## [Data records]
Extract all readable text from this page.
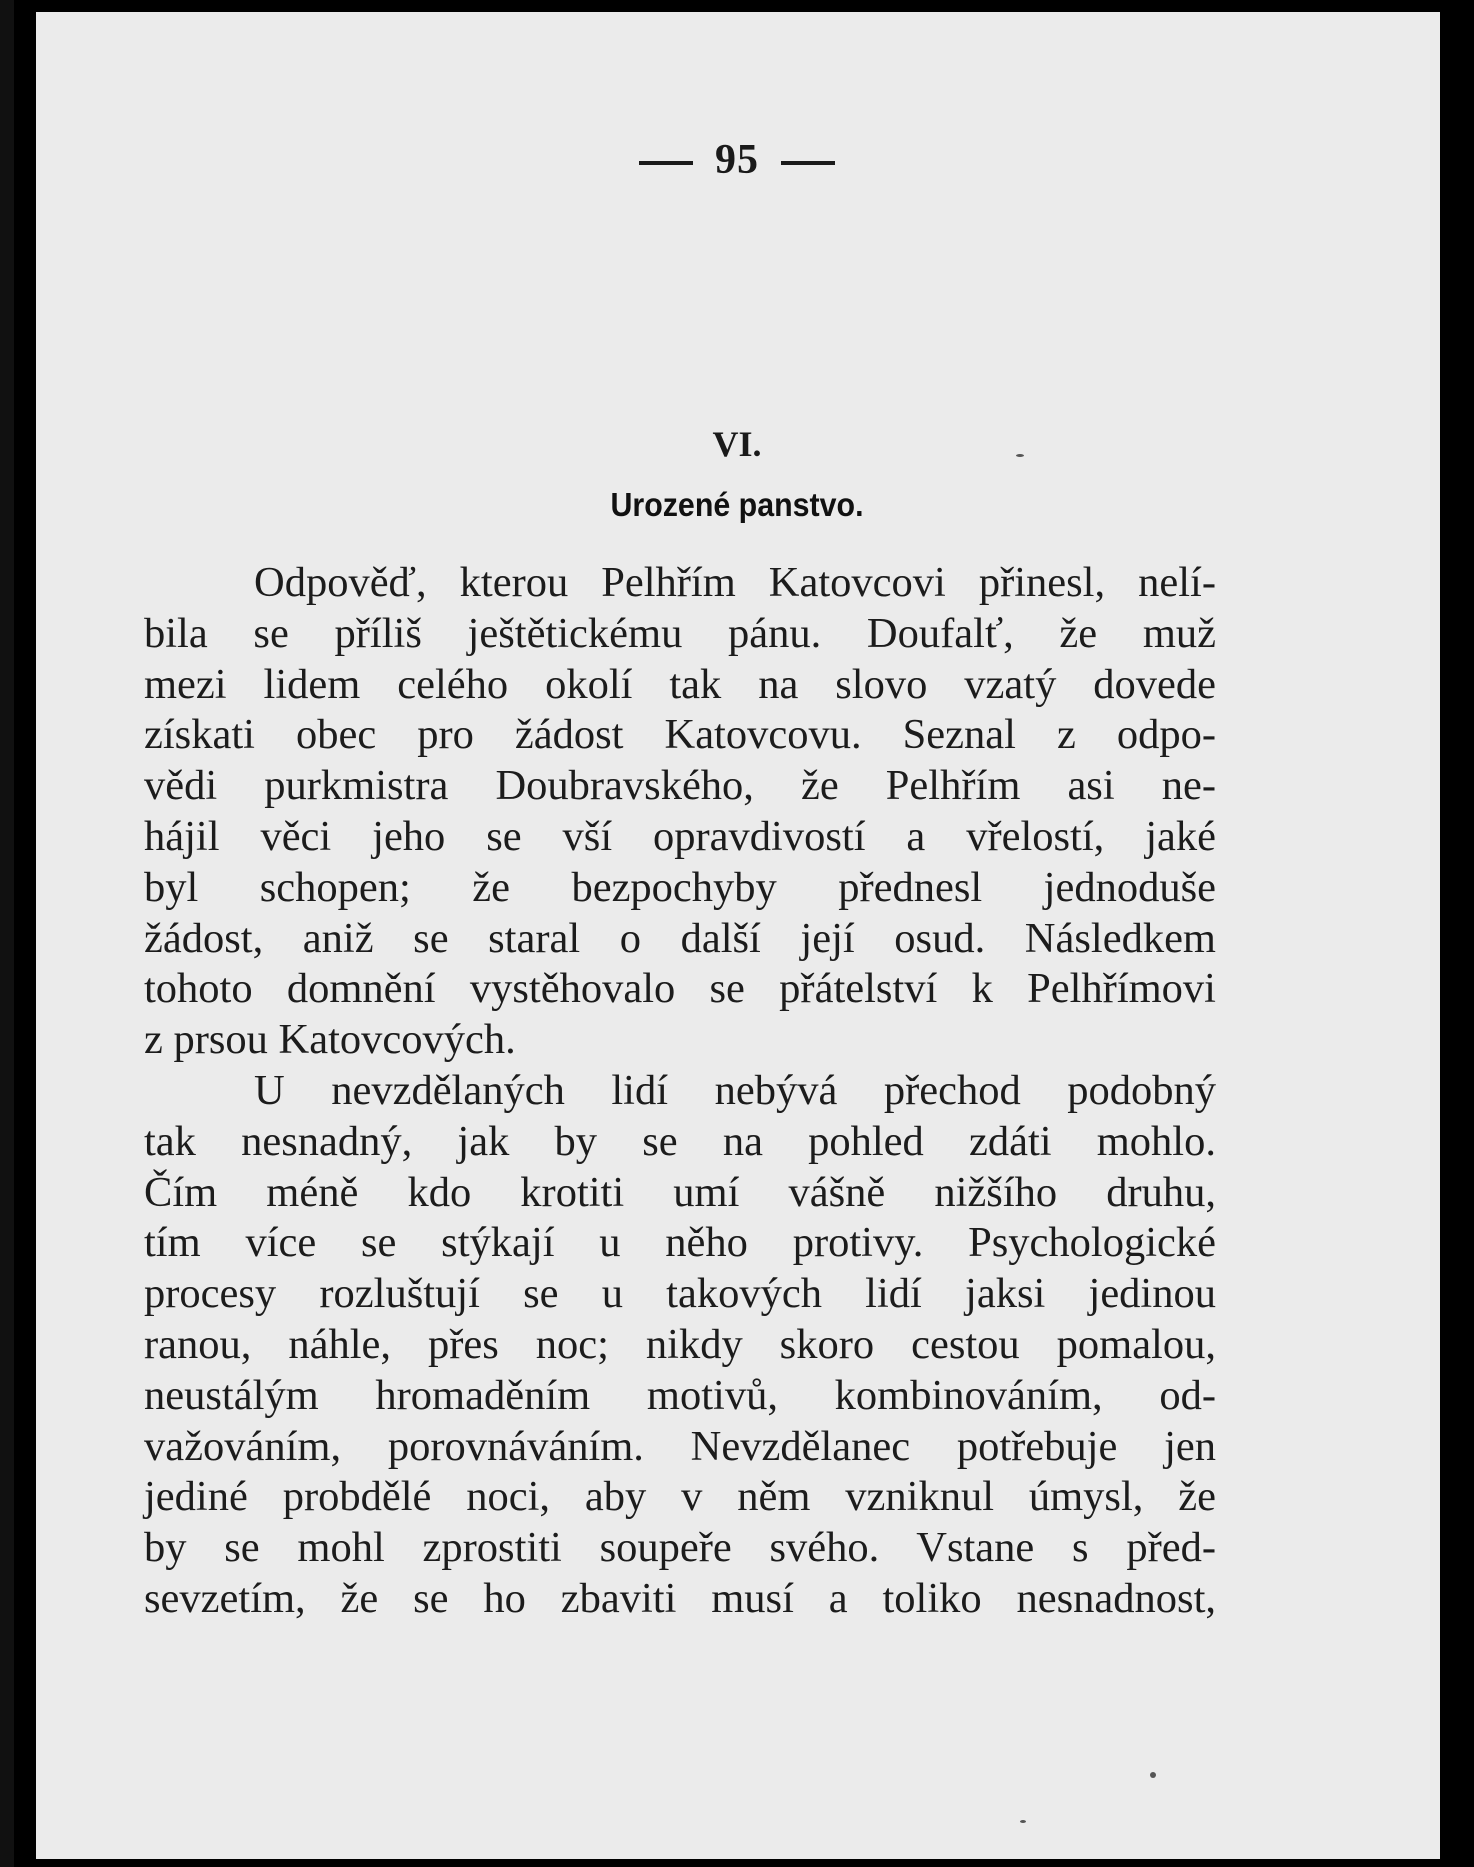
95
VI.
Urozené panstvo.
Odpověď, kterou Pelhřím Katovcovi přinesl, nelí-
bila se příliš ještětickému pánu. Doufalť, že muž
mezi lidem celého okolí tak na slovo vzatý dovede
získati obec pro žádost Katovcovu. Seznal z odpo-
vědi purkmistra Doubravského, že Pelhřím asi ne-
hájil věci jeho se vší opravdivostí a vřelostí, jaké
byl schopen; že bezpochyby přednesl jednoduše
žádost, aniž se staral o další její osud. Následkem
tohoto domnění vystěhovalo se přátelství k Pelhřímovi
z prsou Katovcových.
U nevzdělaných lidí nebývá přechod podobný
tak nesnadný, jak by se na pohled zdáti mohlo.
Čím méně kdo krotiti umí vášně nižšího druhu,
tím více se stýkají u něho protivy. Psychologické
procesy rozluštují se u takových lidí jaksi jedinou
ranou, náhle, přes noc; nikdy skoro cestou pomalou,
neustálým hromaděním motivů, kombinováním, od-
važováním, porovnáváním. Nevzdělanec potřebuje jen
jediné probdělé noci, aby v něm vzniknul úmysl, že
by se mohl zprostiti soupeře svého. Vstane s před-
sevzetím, že se ho zbaviti musí a toliko nesnadnost,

## [Task to carry out]
Repeat the full listing above exactly, with no pictures in the copy.

## [Result below]
Extract all readable text from this page.
95
VI.
Urozené panstvo.
Odpověď, kterou Pelhřím Katovcovi přinesl, nelí-
bila se příliš ještětickému pánu. Doufalť, že muž
mezi lidem celého okolí tak na slovo vzatý dovede
získati obec pro žádost Katovcovu. Seznal z odpo-
vědi purkmistra Doubravského, že Pelhřím asi ne-
hájil věci jeho se vší opravdivostí a vřelostí, jaké
byl schopen; že bezpochyby přednesl jednoduše
žádost, aniž se staral o další její osud. Následkem
tohoto domnění vystěhovalo se přátelství k Pelhřímovi
z prsou Katovcových.
U nevzdělaných lidí nebývá přechod podobný
tak nesnadný, jak by se na pohled zdáti mohlo.
Čím méně kdo krotiti umí vášně nižšího druhu,
tím více se stýkají u něho protivy. Psychologické
procesy rozluštují se u takových lidí jaksi jedinou
ranou, náhle, přes noc; nikdy skoro cestou pomalou,
neustálým hromaděním motivů, kombinováním, od-
važováním, porovnáváním. Nevzdělanec potřebuje jen
jediné probdělé noci, aby v něm vzniknul úmysl, že
by se mohl zprostiti soupeře svého. Vstane s před-
sevzetím, že se ho zbaviti musí a toliko nesnadnost,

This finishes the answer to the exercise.